• _DIRECTIONS_: Make an exact copy of all the records.

(Data entries)
——————
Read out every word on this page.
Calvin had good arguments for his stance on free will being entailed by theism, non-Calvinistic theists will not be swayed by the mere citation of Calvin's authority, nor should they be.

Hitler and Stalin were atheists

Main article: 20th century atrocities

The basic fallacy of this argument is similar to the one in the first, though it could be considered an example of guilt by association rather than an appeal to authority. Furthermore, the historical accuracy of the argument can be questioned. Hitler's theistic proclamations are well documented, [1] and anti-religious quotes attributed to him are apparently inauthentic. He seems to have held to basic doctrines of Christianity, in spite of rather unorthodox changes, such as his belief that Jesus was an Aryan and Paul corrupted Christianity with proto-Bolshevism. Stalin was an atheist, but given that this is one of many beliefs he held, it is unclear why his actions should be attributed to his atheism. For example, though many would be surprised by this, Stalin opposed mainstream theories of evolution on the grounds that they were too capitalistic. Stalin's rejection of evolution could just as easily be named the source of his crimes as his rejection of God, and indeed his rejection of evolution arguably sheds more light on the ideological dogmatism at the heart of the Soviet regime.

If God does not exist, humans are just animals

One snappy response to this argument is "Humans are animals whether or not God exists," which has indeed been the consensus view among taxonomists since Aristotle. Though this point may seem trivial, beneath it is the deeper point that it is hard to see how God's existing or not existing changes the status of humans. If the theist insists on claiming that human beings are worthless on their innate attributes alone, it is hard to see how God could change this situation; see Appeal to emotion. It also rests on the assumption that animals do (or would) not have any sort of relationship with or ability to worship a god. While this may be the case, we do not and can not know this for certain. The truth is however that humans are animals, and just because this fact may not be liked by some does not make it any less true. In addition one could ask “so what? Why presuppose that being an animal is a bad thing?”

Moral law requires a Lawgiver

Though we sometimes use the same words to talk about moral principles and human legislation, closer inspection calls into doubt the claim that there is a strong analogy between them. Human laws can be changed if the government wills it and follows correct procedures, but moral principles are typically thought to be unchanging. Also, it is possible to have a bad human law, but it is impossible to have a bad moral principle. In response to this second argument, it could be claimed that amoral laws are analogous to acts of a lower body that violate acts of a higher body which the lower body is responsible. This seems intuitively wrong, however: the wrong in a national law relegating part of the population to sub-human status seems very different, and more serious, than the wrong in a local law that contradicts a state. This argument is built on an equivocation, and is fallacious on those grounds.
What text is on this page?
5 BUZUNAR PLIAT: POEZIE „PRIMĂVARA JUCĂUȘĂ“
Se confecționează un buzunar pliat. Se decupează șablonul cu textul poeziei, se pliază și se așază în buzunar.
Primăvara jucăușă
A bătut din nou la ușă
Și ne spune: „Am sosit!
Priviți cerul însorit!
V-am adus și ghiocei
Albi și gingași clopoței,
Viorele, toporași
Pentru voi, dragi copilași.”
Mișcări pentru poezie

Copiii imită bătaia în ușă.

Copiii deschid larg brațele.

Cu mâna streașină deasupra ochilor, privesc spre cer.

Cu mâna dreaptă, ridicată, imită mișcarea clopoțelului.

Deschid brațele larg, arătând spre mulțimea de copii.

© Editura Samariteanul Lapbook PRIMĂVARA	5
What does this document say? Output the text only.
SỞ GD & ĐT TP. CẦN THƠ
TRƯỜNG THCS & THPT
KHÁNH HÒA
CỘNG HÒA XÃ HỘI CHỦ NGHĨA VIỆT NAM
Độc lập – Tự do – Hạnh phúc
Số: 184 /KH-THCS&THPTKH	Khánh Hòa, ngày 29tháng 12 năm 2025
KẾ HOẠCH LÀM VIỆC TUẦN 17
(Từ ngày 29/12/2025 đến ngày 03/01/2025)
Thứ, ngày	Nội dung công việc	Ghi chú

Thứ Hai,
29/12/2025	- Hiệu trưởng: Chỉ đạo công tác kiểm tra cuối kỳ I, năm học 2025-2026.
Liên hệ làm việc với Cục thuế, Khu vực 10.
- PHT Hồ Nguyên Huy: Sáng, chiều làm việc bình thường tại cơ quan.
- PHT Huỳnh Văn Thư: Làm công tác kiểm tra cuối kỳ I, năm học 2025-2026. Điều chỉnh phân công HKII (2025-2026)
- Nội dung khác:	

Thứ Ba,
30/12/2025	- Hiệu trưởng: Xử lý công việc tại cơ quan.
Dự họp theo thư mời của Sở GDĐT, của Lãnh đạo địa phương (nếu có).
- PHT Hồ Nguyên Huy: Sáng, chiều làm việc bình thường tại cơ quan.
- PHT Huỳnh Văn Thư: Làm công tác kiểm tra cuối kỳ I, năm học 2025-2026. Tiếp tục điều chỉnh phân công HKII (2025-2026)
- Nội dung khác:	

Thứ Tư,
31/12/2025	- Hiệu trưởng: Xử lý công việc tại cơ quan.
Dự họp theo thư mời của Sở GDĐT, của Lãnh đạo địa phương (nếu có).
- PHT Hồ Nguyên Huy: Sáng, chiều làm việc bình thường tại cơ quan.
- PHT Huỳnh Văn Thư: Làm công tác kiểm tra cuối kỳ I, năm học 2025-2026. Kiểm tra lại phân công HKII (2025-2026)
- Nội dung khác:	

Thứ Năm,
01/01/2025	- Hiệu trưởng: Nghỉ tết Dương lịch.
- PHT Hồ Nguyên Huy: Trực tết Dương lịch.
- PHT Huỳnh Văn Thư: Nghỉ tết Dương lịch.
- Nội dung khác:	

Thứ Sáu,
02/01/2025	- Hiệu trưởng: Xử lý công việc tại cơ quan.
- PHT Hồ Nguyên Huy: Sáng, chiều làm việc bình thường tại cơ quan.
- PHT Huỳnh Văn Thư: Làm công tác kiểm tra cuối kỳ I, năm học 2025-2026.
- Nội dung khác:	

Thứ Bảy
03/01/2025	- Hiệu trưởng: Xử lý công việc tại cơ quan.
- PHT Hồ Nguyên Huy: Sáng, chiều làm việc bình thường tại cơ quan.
——————
• _OUTPUT OF THE EXERCISE_:
Read out every word on this page.
Calvin had good arguments for his stance on free will being entailed by theism, non-Calvinistic theists will not be swayed by the mere citation of Calvin's authority, nor should they be.

Hitler and Stalin were atheists

Main article: 20th century atrocities

The basic fallacy of this argument is similar to the one in the first, though it could be considered an example of guilt by association rather than an appeal to authority. Furthermore, the historical accuracy of the argument can be questioned. Hitler's theistic proclamations are well documented, [1] and anti-religious quotes attributed to him are apparently inauthentic. He seems to have held to basic doctrines of Christianity, in spite of rather unorthodox changes, such as his belief that Jesus was an Aryan and Paul corrupted Christianity with proto-Bolshevism. Stalin was an atheist, but given that this is one of many beliefs he held, it is unclear why his actions should be attributed to his atheism. For example, though many would be surprised by this, Stalin opposed mainstream theories of evolution on the grounds that they were too capitalistic. Stalin's rejection of evolution could just as easily be named the source of his crimes as his rejection of God, and indeed his rejection of evolution arguably sheds more light on the ideological dogmatism at the heart of the Soviet regime.

If God does not exist, humans are just animals

One snappy response to this argument is "Humans are animals whether or not God exists," which has indeed been the consensus view among taxonomists since Aristotle. Though this point may seem trivial, beneath it is the deeper point that it is hard to see how God's existing or not existing changes the status of humans. If the theist insists on claiming that human beings are worthless on their innate attributes alone, it is hard to see how God could change this situation; see Appeal to emotion. It also rests on the assumption that animals do (or would) not have any sort of relationship with or ability to worship a god. While this may be the case, we do not and can not know this for certain. The truth is however that humans are animals, and just because this fact may not be liked by some does not make it any less true. In addition one could ask “so what? Why presuppose that being an animal is a bad thing?”

Moral law requires a Lawgiver

Though we sometimes use the same words to talk about moral principles and human legislation, closer inspection calls into doubt the claim that there is a strong analogy between them. Human laws can be changed if the government wills it and follows correct procedures, but moral principles are typically thought to be unchanging. Also, it is possible to have a bad human law, but it is impossible to have a bad moral principle. In response to this second argument, it could be claimed that amoral laws are analogous to acts of a lower body that violate acts of a higher body which the lower body is responsible. This seems intuitively wrong, however: the wrong in a national law relegating part of the population to sub-human status seems very different, and more serious, than the wrong in a local law that contradicts a state. This argument is built on an equivocation, and is fallacious on those grounds.
What text is on this page?
5 BUZUNAR PLIAT: POEZIE „PRIMĂVARA JUCĂUȘĂ“
Se confecționează un buzunar pliat. Se decupează șablonul cu textul poeziei, se pliază și se așază în buzunar.
Primăvara jucăușă
A bătut din nou la ușă
Și ne spune: „Am sosit!
Priviți cerul însorit!
V-am adus și ghiocei
Albi și gingași clopoței,
Viorele, toporași
Pentru voi, dragi copilași.”
Mișcări pentru poezie

Copiii imită bătaia în ușă.

Copiii deschid larg brațele.

Cu mâna streașină deasupra ochilor, privesc spre cer.

Cu mâna dreaptă, ridicată, imită mișcarea clopoțelului.

Deschid brațele larg, arătând spre mulțimea de copii.

© Editura Samariteanul Lapbook PRIMĂVARA	5
What does this document say? Output the text only.
SỞ GD & ĐT TP. CẦN THƠ
TRƯỜNG THCS & THPT
KHÁNH HÒA
CỘNG HÒA XÃ HỘI CHỦ NGHĨA VIỆT NAM
Độc lập – Tự do – Hạnh phúc
Số: 184 /KH-THCS&THPTKH	Khánh Hòa, ngày 29tháng 12 năm 2025
KẾ HOẠCH LÀM VIỆC TUẦN 17
(Từ ngày 29/12/2025 đến ngày 03/01/2025)
Thứ, ngày	Nội dung công việc	Ghi chú

Thứ Hai,
29/12/2025	- Hiệu trưởng: Chỉ đạo công tác kiểm tra cuối kỳ I, năm học 2025-2026.
Liên hệ làm việc với Cục thuế, Khu vực 10.
- PHT Hồ Nguyên Huy: Sáng, chiều làm việc bình thường tại cơ quan.
- PHT Huỳnh Văn Thư: Làm công tác kiểm tra cuối kỳ I, năm học 2025-2026. Điều chỉnh phân công HKII (2025-2026)
- Nội dung khác:	

Thứ Ba,
30/12/2025	- Hiệu trưởng: Xử lý công việc tại cơ quan.
Dự họp theo thư mời của Sở GDĐT, của Lãnh đạo địa phương (nếu có).
- PHT Hồ Nguyên Huy: Sáng, chiều làm việc bình thường tại cơ quan.
- PHT Huỳnh Văn Thư: Làm công tác kiểm tra cuối kỳ I, năm học 2025-2026. Tiếp tục điều chỉnh phân công HKII (2025-2026)
- Nội dung khác:	

Thứ Tư,
31/12/2025	- Hiệu trưởng: Xử lý công việc tại cơ quan.
Dự họp theo thư mời của Sở GDĐT, của Lãnh đạo địa phương (nếu có).
- PHT Hồ Nguyên Huy: Sáng, chiều làm việc bình thường tại cơ quan.
- PHT Huỳnh Văn Thư: Làm công tác kiểm tra cuối kỳ I, năm học 2025-2026. Kiểm tra lại phân công HKII (2025-2026)
- Nội dung khác:	

Thứ Năm,
01/01/2025	- Hiệu trưởng: Nghỉ tết Dương lịch.
- PHT Hồ Nguyên Huy: Trực tết Dương lịch.
- PHT Huỳnh Văn Thư: Nghỉ tết Dương lịch.
- Nội dung khác:	

Thứ Sáu,
02/01/2025	- Hiệu trưởng: Xử lý công việc tại cơ quan.
- PHT Hồ Nguyên Huy: Sáng, chiều làm việc bình thường tại cơ quan.
- PHT Huỳnh Văn Thư: Làm công tác kiểm tra cuối kỳ I, năm học 2025-2026.
- Nội dung khác:	

Thứ Bảy
03/01/2025	- Hiệu trưởng: Xử lý công việc tại cơ quan.
- PHT Hồ Nguyên Huy: Sáng, chiều làm việc bình thường tại cơ quan.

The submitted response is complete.